> _RECORDS_:
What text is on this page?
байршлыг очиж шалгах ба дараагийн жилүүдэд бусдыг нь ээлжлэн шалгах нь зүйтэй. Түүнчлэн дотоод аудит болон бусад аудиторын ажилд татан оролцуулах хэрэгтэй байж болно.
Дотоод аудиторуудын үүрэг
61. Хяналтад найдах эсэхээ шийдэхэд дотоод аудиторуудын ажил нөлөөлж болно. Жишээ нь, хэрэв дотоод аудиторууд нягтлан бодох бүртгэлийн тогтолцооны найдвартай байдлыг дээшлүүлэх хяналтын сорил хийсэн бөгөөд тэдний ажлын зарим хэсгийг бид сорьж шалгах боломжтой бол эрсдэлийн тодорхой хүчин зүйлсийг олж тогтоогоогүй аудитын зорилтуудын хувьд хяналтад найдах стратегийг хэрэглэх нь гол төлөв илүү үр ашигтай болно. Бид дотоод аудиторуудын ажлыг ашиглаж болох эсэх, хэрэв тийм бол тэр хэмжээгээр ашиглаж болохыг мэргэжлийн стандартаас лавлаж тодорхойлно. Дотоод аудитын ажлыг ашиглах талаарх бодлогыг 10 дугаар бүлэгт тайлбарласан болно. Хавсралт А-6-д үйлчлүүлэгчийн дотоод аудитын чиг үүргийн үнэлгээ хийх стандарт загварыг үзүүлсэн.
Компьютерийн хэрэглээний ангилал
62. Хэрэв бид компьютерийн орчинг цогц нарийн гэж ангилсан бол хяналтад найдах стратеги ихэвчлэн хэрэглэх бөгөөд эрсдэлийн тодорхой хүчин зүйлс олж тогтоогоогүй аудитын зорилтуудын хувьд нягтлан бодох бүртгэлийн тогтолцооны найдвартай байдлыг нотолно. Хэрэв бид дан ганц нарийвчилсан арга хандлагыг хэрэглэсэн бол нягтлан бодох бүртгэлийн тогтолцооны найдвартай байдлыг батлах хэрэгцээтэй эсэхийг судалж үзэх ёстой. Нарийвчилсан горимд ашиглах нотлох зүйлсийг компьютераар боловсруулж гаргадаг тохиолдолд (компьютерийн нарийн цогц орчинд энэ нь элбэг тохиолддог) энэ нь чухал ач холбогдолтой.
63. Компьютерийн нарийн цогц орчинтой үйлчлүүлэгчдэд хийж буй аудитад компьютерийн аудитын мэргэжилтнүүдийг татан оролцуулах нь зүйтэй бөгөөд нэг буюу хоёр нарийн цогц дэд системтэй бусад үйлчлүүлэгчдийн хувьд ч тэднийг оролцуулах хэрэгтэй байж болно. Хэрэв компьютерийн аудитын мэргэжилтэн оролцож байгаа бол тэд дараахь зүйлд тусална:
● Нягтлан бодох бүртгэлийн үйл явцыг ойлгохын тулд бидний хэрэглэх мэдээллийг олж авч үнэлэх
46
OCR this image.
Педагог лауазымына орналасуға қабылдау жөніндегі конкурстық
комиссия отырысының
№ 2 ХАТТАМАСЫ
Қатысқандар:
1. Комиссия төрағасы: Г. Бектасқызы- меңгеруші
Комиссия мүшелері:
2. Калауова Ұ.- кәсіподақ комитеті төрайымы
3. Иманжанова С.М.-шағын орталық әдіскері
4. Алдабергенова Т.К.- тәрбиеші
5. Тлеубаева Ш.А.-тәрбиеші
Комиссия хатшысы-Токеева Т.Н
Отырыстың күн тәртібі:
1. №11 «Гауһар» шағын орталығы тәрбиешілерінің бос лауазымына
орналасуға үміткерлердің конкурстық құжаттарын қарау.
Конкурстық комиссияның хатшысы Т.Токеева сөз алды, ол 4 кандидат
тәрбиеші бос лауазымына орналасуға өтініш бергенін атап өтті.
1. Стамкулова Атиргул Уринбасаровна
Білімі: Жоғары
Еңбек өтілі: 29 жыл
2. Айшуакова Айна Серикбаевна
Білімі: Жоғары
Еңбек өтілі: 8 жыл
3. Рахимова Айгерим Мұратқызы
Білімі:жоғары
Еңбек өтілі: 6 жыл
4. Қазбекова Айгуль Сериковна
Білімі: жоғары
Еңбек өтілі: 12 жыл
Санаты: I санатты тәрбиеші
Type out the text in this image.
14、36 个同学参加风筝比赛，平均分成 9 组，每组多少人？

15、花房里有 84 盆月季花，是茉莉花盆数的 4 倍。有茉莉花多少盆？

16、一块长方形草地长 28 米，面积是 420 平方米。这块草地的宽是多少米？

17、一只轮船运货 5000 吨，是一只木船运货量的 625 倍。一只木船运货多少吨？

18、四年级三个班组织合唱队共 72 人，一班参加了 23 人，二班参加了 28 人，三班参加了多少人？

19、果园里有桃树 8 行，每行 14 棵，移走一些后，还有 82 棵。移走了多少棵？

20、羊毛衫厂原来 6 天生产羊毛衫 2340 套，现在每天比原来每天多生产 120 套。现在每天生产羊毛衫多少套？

> _PROBLEM_: Write out again, exactly, the lines from the one holding "OCR this image." through the end of the listing, with both ends included.

> _EXPECTED ANSWER_:
OCR this image.
Педагог лауазымына орналасуға қабылдау жөніндегі конкурстық
комиссия отырысының
№ 2 ХАТТАМАСЫ
Қатысқандар:
1. Комиссия төрағасы: Г. Бектасқызы- меңгеруші
Комиссия мүшелері:
2. Калауова Ұ.- кәсіподақ комитеті төрайымы
3. Иманжанова С.М.-шағын орталық әдіскері
4. Алдабергенова Т.К.- тәрбиеші
5. Тлеубаева Ш.А.-тәрбиеші
Комиссия хатшысы-Токеева Т.Н
Отырыстың күн тәртібі:
1. №11 «Гауһар» шағын орталығы тәрбиешілерінің бос лауазымына
орналасуға үміткерлердің конкурстық құжаттарын қарау.
Конкурстық комиссияның хатшысы Т.Токеева сөз алды, ол 4 кандидат
тәрбиеші бос лауазымына орналасуға өтініш бергенін атап өтті.
1. Стамкулова Атиргул Уринбасаровна
Білімі: Жоғары
Еңбек өтілі: 29 жыл
2. Айшуакова Айна Серикбаевна
Білімі: Жоғары
Еңбек өтілі: 8 жыл
3. Рахимова Айгерим Мұратқызы
Білімі:жоғары
Еңбек өтілі: 6 жыл
4. Қазбекова Айгуль Сериковна
Білімі: жоғары
Еңбек өтілі: 12 жыл
Санаты: I санатты тәрбиеші
Type out the text in this image.
14、36 个同学参加风筝比赛，平均分成 9 组，每组多少人？

15、花房里有 84 盆月季花，是茉莉花盆数的 4 倍。有茉莉花多少盆？

16、一块长方形草地长 28 米，面积是 420 平方米。这块草地的宽是多少米？

17、一只轮船运货 5000 吨，是一只木船运货量的 625 倍。一只木船运货多少吨？

18、四年级三个班组织合唱队共 72 人，一班参加了 23 人，二班参加了 28 人，三班参加了多少人？

19、果园里有桃树 8 行，每行 14 棵，移走一些后，还有 82 棵。移走了多少棵？

20、羊毛衫厂原来 6 天生产羊毛衫 2340 套，现在每天比原来每天多生产 120 套。现在每天生产羊毛衫多少套？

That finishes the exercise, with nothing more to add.